**What you will do:** Select and reproduce each line of the listing below that bears the string "налогоплательщиком".

Dataset entries:

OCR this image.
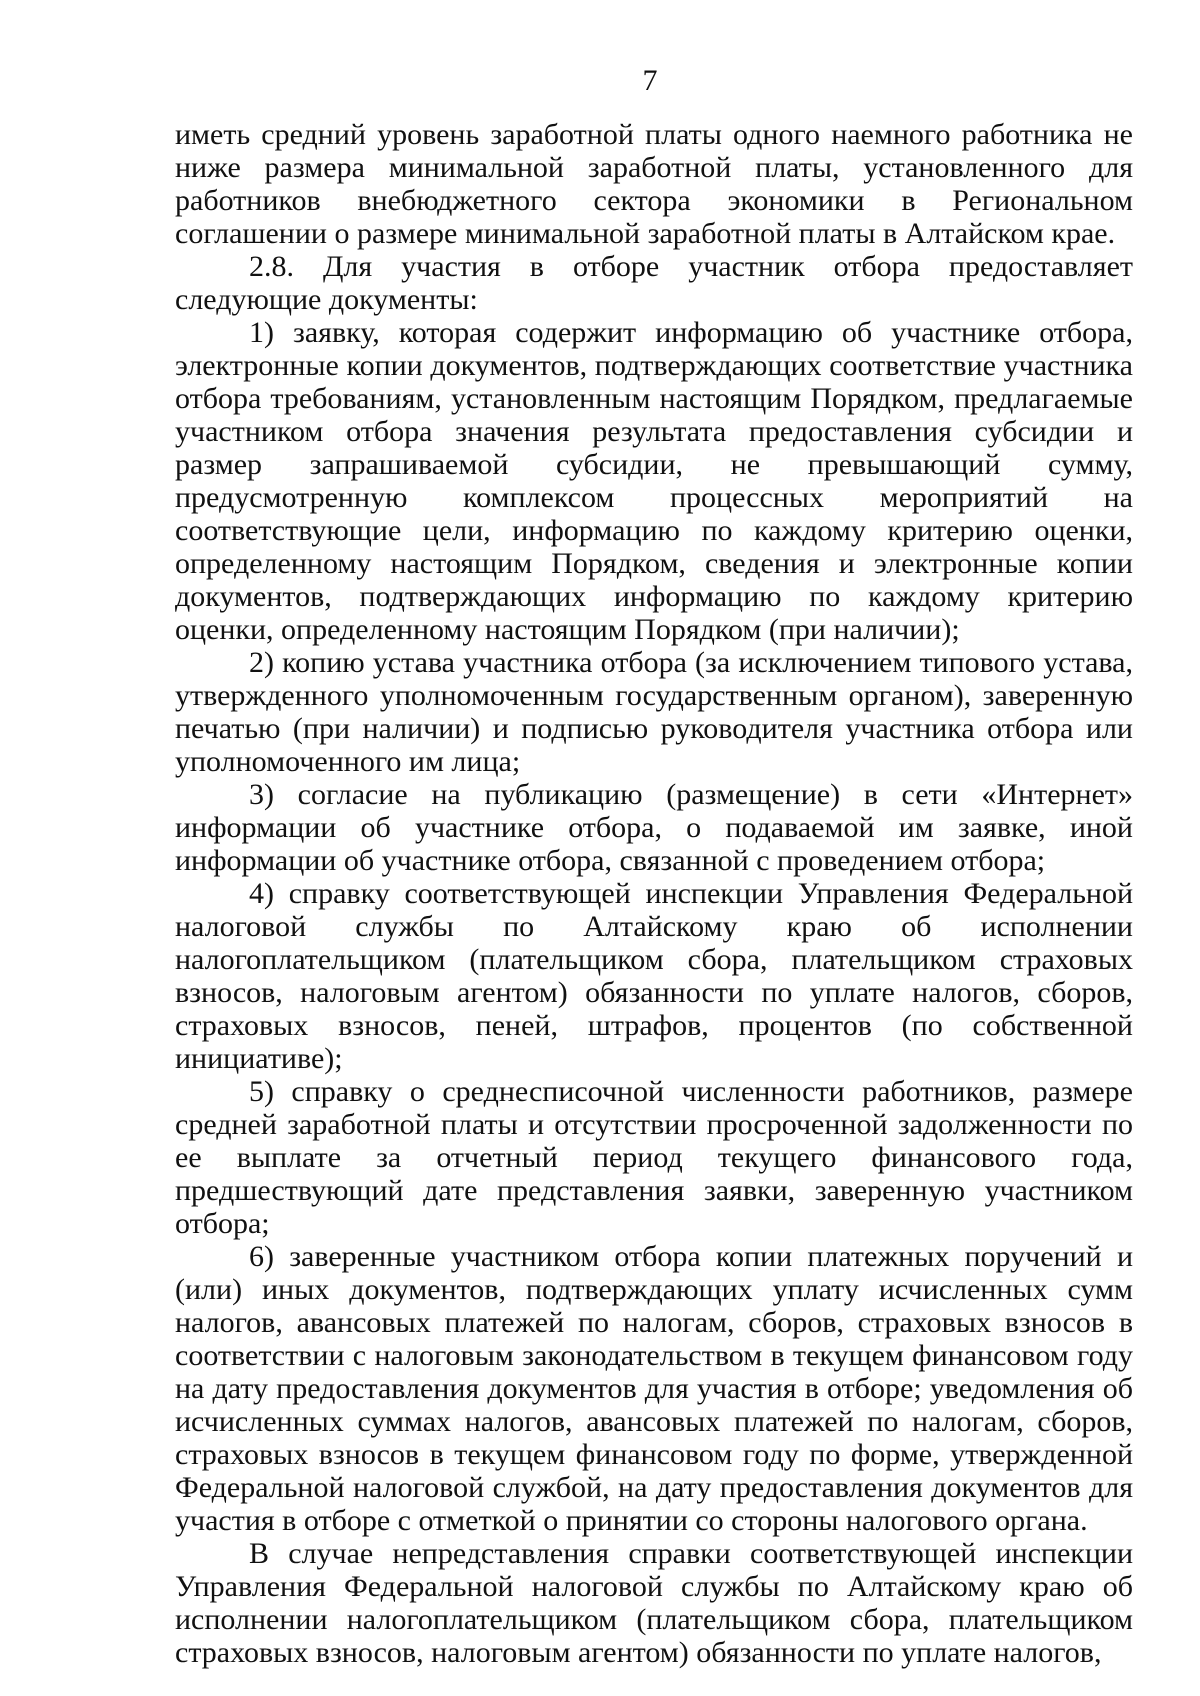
7

иметь средний уровень заработной платы одного наемного работника не ниже размера минимальной заработной платы, установленного для работников внебюджетного сектора экономики в Региональном соглашении о размере минимальной заработной платы в Алтайском крае.

2.8. Для участия в отборе участник отбора предоставляет следующие документы:

1) заявку, которая содержит информацию об участнике отбора, электронные копии документов, подтверждающих соответствие участника отбора требованиям, установленным настоящим Порядком, предлагаемые участником отбора значения результата предоставления субсидии и размер запрашиваемой субсидии, не превышающий сумму, предусмотренную комплексом процессных мероприятий на соответствующие цели, информацию по каждому критерию оценки, определенному настоящим Порядком, сведения и электронные копии документов, подтверждающих информацию по каждому критерию оценки, определенному настоящим Порядком (при наличии);

2) копию устава участника отбора (за исключением типового устава, утвержденного уполномоченным государственным органом), заверенную печатью (при наличии) и подписью руководителя участника отбора или уполномоченного им лица;

3) согласие на публикацию (размещение) в сети «Интернет» информации об участнике отбора, о подаваемой им заявке, иной информации об участнике отбора, связанной с проведением отбора;

4) справку соответствующей инспекции Управления Федеральной налоговой службы по Алтайскому краю об исполнении налогоплательщиком (плательщиком сбора, плательщиком страховых взносов, налоговым агентом) обязанности по уплате налогов, сборов, страховых взносов, пеней, штрафов, процентов (по собственной инициативе);

5) справку о среднесписочной численности работников, размере средней заработной платы и отсутствии просроченной задолженности по ее выплате за отчетный период текущего финансового года, предшествующий дате представления заявки, заверенную участником отбора;

6) заверенные участником отбора копии платежных поручений и (или) иных документов, подтверждающих уплату исчисленных сумм налогов, авансовых платежей по налогам, сборов, страховых взносов в соответствии с налоговым законодательством в текущем финансовом году на дату предоставления документов для участия в отборе; уведомления об исчисленных суммах налогов, авансовых платежей по налогам, сборов, страховых взносов в текущем финансовом году по форме, утвержденной Федеральной налоговой службой, на дату предоставления документов для участия в отборе с отметкой о принятии со стороны налогового органа.

В случае непредставления справки соответствующей инспекции Управления Федеральной налоговой службы по Алтайскому краю об исполнении налогоплательщиком (плательщиком сбора, плательщиком страховых взносов, налоговым агентом) обязанности по уплате налогов,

**Task solution:**
4) справку соответствующей инспекции Управления Федеральной налоговой службы по Алтайскому краю об исполнении налогоплательщиком (плательщиком сбора, плательщиком страховых взносов, налоговым агентом) обязанности по уплате налогов, сборов, страховых взносов, пеней, штрафов, процентов (по собственной инициативе);
В случае непредставления справки соответствующей инспекции Управления Федеральной налоговой службы по Алтайскому краю об исполнении налогоплательщиком (плательщиком сбора, плательщиком страховых взносов, налоговым агентом) обязанности по уплате налогов,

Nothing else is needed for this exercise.